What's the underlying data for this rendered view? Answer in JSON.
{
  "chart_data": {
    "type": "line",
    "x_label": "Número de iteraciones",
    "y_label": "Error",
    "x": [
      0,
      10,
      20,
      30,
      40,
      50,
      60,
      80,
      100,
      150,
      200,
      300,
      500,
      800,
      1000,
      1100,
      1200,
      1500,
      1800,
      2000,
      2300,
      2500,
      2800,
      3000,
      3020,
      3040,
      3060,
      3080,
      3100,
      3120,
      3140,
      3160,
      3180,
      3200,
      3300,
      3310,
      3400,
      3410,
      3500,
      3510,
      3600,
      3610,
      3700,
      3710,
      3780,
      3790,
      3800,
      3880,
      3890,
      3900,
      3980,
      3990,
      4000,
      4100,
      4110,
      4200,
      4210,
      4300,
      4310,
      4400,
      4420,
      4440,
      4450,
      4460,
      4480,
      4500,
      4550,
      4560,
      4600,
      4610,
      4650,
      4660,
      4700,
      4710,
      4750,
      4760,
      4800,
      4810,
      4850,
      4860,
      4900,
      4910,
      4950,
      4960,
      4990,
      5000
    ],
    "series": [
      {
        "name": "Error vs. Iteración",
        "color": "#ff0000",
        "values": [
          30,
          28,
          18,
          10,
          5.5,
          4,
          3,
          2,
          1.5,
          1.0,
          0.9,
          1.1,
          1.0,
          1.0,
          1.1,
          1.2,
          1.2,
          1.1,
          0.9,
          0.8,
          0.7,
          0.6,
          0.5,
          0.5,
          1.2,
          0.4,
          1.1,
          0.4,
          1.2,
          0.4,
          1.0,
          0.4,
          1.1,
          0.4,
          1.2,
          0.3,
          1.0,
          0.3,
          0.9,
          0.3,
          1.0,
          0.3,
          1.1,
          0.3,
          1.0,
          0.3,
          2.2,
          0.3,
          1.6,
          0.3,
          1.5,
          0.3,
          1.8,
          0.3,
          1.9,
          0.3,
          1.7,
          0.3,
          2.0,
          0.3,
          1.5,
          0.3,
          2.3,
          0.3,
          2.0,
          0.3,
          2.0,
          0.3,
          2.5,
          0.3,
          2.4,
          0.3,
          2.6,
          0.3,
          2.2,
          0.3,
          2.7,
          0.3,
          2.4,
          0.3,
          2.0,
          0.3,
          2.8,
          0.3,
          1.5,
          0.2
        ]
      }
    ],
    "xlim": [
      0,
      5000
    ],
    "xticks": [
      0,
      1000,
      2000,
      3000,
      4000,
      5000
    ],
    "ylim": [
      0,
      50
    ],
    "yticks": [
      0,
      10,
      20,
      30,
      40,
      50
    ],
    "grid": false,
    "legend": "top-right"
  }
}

+ + + + +

[TASK GOAL]:
All of the material above needs to be copied exactly.

[WRITTEN ANSWER]:
What's the underlying data for this rendered view? Answer in JSON.
{
  "chart_data": {
    "type": "line",
    "x_label": "Número de iteraciones",
    "y_label": "Error",
    "x": [
      0,
      10,
      20,
      30,
      40,
      50,
      60,
      80,
      100,
      150,
      200,
      300,
      500,
      800,
      1000,
      1100,
      1200,
      1500,
      1800,
      2000,
      2300,
      2500,
      2800,
      3000,
      3020,
      3040,
      3060,
      3080,
      3100,
      3120,
      3140,
      3160,
      3180,
      3200,
      3300,
      3310,
      3400,
      3410,
      3500,
      3510,
      3600,
      3610,
      3700,
      3710,
      3780,
      3790,
      3800,
      3880,
      3890,
      3900,
      3980,
      3990,
      4000,
      4100,
      4110,
      4200,
      4210,
      4300,
      4310,
      4400,
      4420,
      4440,
      4450,
      4460,
      4480,
      4500,
      4550,
      4560,
      4600,
      4610,
      4650,
      4660,
      4700,
      4710,
      4750,
      4760,
      4800,
      4810,
      4850,
      4860,
      4900,
      4910,
      4950,
      4960,
      4990,
      5000
    ],
    "series": [
      {
        "name": "Error vs. Iteración",
        "color": "#ff0000",
        "values": [
          30,
          28,
          18,
          10,
          5.5,
          4,
          3,
          2,
          1.5,
          1.0,
          0.9,
          1.1,
          1.0,
          1.0,
          1.1,
          1.2,
          1.2,
          1.1,
          0.9,
          0.8,
          0.7,
          0.6,
          0.5,
          0.5,
          1.2,
          0.4,
          1.1,
          0.4,
          1.2,
          0.4,
          1.0,
          0.4,
          1.1,
          0.4,
          1.2,
          0.3,
          1.0,
          0.3,
          0.9,
          0.3,
          1.0,
          0.3,
          1.1,
          0.3,
          1.0,
          0.3,
          2.2,
          0.3,
          1.6,
          0.3,
          1.5,
          0.3,
          1.8,
          0.3,
          1.9,
          0.3,
          1.7,
          0.3,
          2.0,
          0.3,
          1.5,
          0.3,
          2.3,
          0.3,
          2.0,
          0.3,
          2.0,
          0.3,
          2.5,
          0.3,
          2.4,
          0.3,
          2.6,
          0.3,
          2.2,
          0.3,
          2.7,
          0.3,
          2.4,
          0.3,
          2.0,
          0.3,
          2.8,
          0.3,
          1.5,
          0.2
        ]
      }
    ],
    "xlim": [
      0,
      5000
    ],
    "xticks": [
      0,
      1000,
      2000,
      3000,
      4000,
      5000
    ],
    "ylim": [
      0,
      50
    ],
    "yticks": [
      0,
      10,
      20,
      30,
      40,
      50
    ],
    "grid": false,
    "legend": "top-right"
  }
}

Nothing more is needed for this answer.